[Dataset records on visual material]
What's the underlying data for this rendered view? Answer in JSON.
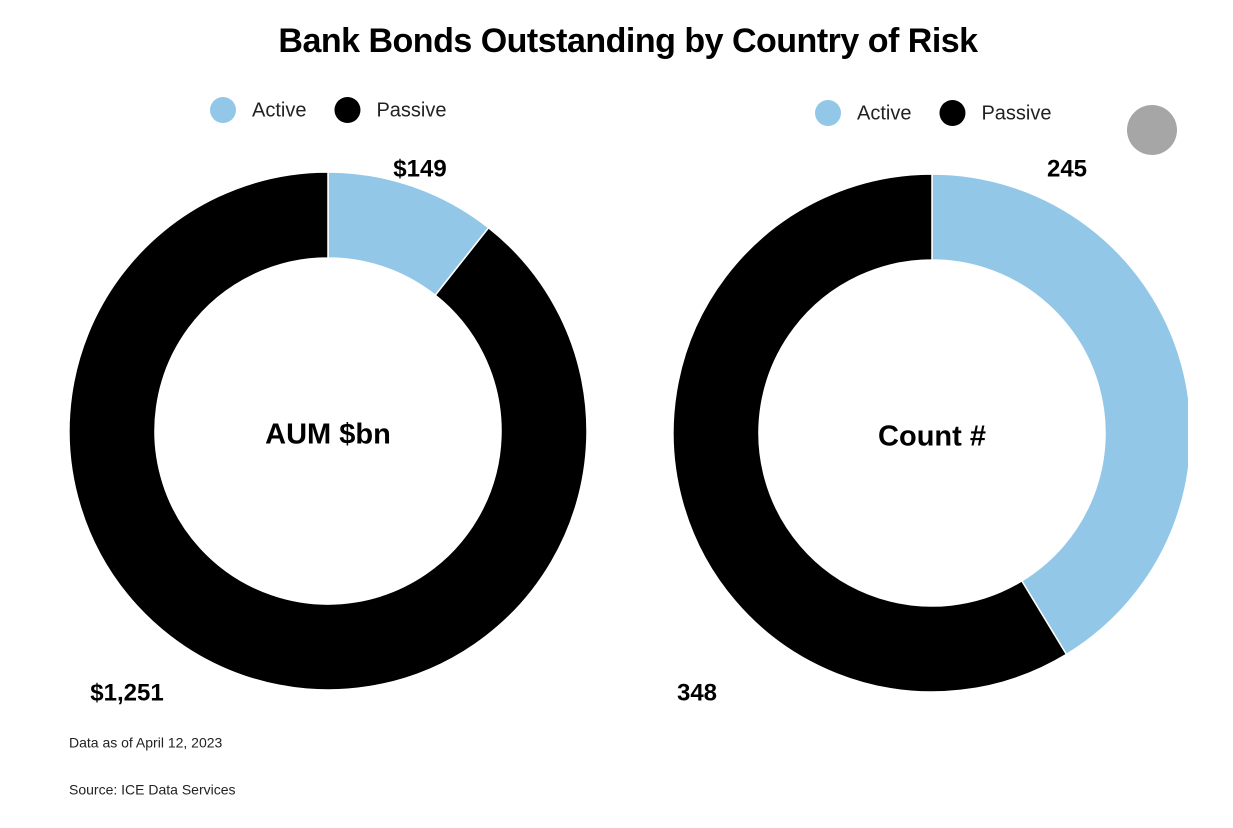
{
  "title": "Bank Bonds Outstanding by Country of Risk",
  "footnotes": [
    "Data as of April 12, 2023",
    "Source: ICE Data Services"
  ],
  "chart_data": [
    {
      "type": "donut",
      "center_label": "AUM $bn",
      "categories": [
        "Active",
        "Passive"
      ],
      "values": [
        149,
        1251
      ],
      "value_labels": [
        "$149",
        "$1,251"
      ],
      "colors": [
        "#92c7e8",
        "#000000"
      ],
      "legend": "top"
    },
    {
      "type": "donut",
      "center_label": "Count #",
      "categories": [
        "Active",
        "Passive"
      ],
      "values": [
        245,
        348
      ],
      "colors": [
        "#92c7e8",
        "#000000"
      ],
      "legend": "top"
    }
  ]
}
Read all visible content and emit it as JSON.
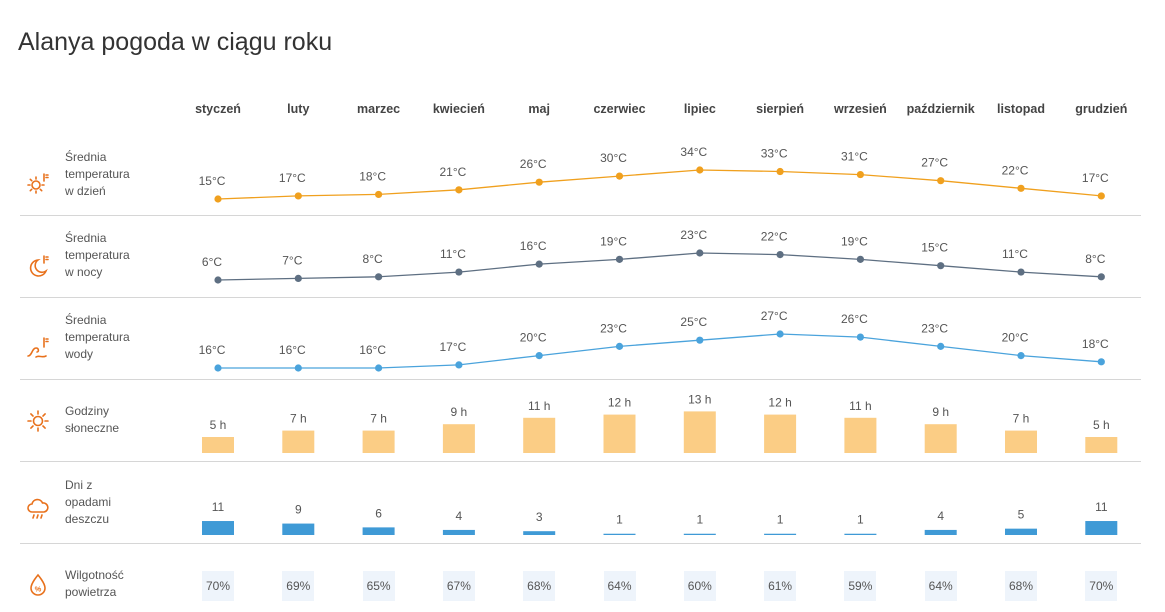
{
  "title": "Alanya pogoda w ciągu roku",
  "months": [
    "styczeń",
    "luty",
    "marzec",
    "kwiecień",
    "maj",
    "czerwiec",
    "lipiec",
    "sierpień",
    "wrzesień",
    "październik",
    "listopad",
    "grudzień"
  ],
  "rows": {
    "day_temp": {
      "label_lines": [
        "Średnia",
        "temperatura",
        "w dzień"
      ],
      "icon": "sun-thermometer-icon",
      "color": "#f0a01e"
    },
    "night_temp": {
      "label_lines": [
        "Średnia",
        "temperatura",
        "w nocy"
      ],
      "icon": "moon-thermometer-icon",
      "color": "#5e6f82"
    },
    "water_temp": {
      "label_lines": [
        "Średnia",
        "temperatura",
        "wody"
      ],
      "icon": "water-thermometer-icon",
      "color": "#4aa3dc"
    },
    "sun_hours": {
      "label_lines": [
        "Godziny",
        "słoneczne"
      ],
      "icon": "sun-icon",
      "color": "#fbcd85"
    },
    "rain_days": {
      "label_lines": [
        "Dni z",
        "opadami",
        "deszczu"
      ],
      "icon": "rain-cloud-icon",
      "color": "#3f9ad6"
    },
    "humidity": {
      "label_lines": [
        "Wilgotność",
        "powietrza"
      ],
      "icon": "humidity-drop-icon",
      "color": "#eef4fb"
    }
  },
  "chart_data": {
    "type": "table",
    "categories": [
      "styczeń",
      "luty",
      "marzec",
      "kwiecień",
      "maj",
      "czerwiec",
      "lipiec",
      "sierpień",
      "wrzesień",
      "październik",
      "listopad",
      "grudzień"
    ],
    "series": [
      {
        "name": "Średnia temperatura w dzień",
        "unit": "°C",
        "values": [
          15,
          17,
          18,
          21,
          26,
          30,
          34,
          33,
          31,
          27,
          22,
          17
        ]
      },
      {
        "name": "Średnia temperatura w nocy",
        "unit": "°C",
        "values": [
          6,
          7,
          8,
          11,
          16,
          19,
          23,
          22,
          19,
          15,
          11,
          8
        ]
      },
      {
        "name": "Średnia temperatura wody",
        "unit": "°C",
        "values": [
          16,
          16,
          16,
          17,
          20,
          23,
          25,
          27,
          26,
          23,
          20,
          18
        ]
      },
      {
        "name": "Godziny słoneczne",
        "unit": "h",
        "values": [
          5,
          7,
          7,
          9,
          11,
          12,
          13,
          12,
          11,
          9,
          7,
          5
        ]
      },
      {
        "name": "Dni z opadami deszczu",
        "unit": "",
        "values": [
          11,
          9,
          6,
          4,
          3,
          1,
          1,
          1,
          1,
          4,
          5,
          11
        ]
      },
      {
        "name": "Wilgotność powietrza",
        "unit": "%",
        "values": [
          70,
          69,
          65,
          67,
          68,
          64,
          60,
          61,
          59,
          64,
          68,
          70
        ]
      }
    ]
  }
}
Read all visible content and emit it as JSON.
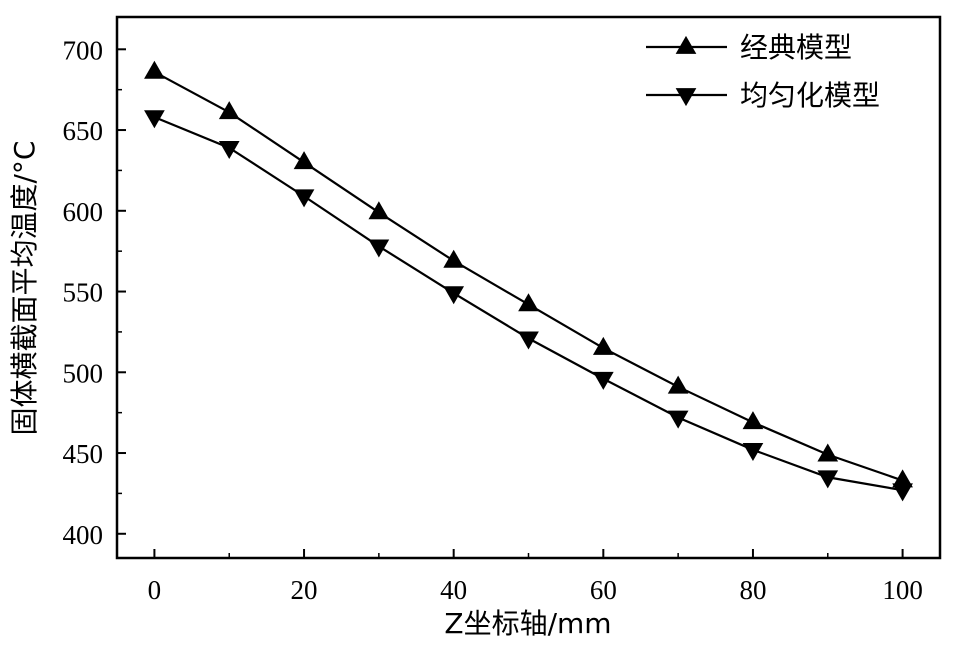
{
  "chart_data": {
    "type": "line",
    "xlabel": "Z坐标轴/mm",
    "ylabel": "固体横截面平均温度/°C",
    "xlim": [
      -5,
      105
    ],
    "ylim": [
      385,
      720
    ],
    "xticks": [
      0,
      20,
      40,
      60,
      80,
      100
    ],
    "yticks": [
      400,
      450,
      500,
      550,
      600,
      650,
      700
    ],
    "x": [
      0,
      10,
      20,
      30,
      40,
      50,
      60,
      70,
      80,
      90,
      100
    ],
    "series": [
      {
        "name": "经典模型",
        "marker": "triangle-up",
        "values": [
          686,
          661,
          630,
          599,
          569,
          542,
          515,
          491,
          469,
          449,
          433
        ]
      },
      {
        "name": "均匀化模型",
        "marker": "triangle-down",
        "values": [
          658,
          639,
          609,
          578,
          549,
          521,
          496,
          472,
          452,
          435,
          427
        ]
      }
    ],
    "legend_position": "top-right",
    "grid": false,
    "colors": {
      "line": "#000000",
      "marker": "#000000"
    }
  }
}
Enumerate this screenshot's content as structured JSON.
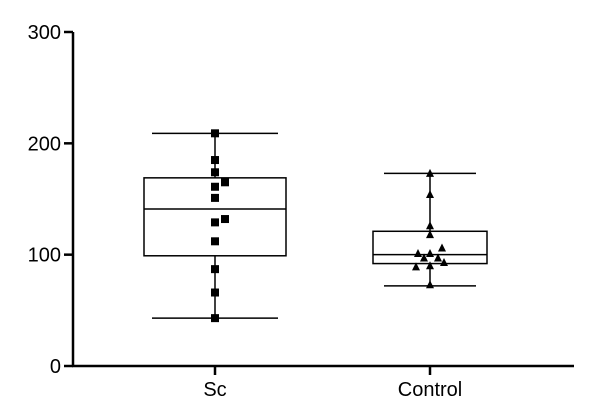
{
  "chart_data": {
    "type": "box",
    "title": "",
    "xlabel": "",
    "ylabel": "",
    "ylim": [
      0,
      300
    ],
    "yticks": [
      0,
      100,
      200,
      300
    ],
    "grid": false,
    "legend": "none",
    "categories": [
      "Sc",
      "Control"
    ],
    "series": [
      {
        "marker": "square",
        "box": {
          "min": 43,
          "q1": 99,
          "median": 141,
          "q3": 169,
          "max": 209
        },
        "points": [
          209,
          185,
          174,
          165,
          161,
          151,
          132,
          129,
          112,
          87,
          66,
          43
        ]
      },
      {
        "marker": "triangle",
        "box": {
          "min": 72,
          "q1": 92,
          "median": 100,
          "q3": 121,
          "max": 173
        },
        "points": [
          173,
          154,
          126,
          118,
          106,
          101,
          101,
          97,
          97,
          93,
          90,
          89,
          73
        ]
      }
    ]
  }
}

Problem to work on: Show every line that contains the word "title".

Task result:
  "title": "Bank Bonds Outstanding by Country of Risk",
  "title": "Alanya pogoda w ciągu roku",
    "title": "",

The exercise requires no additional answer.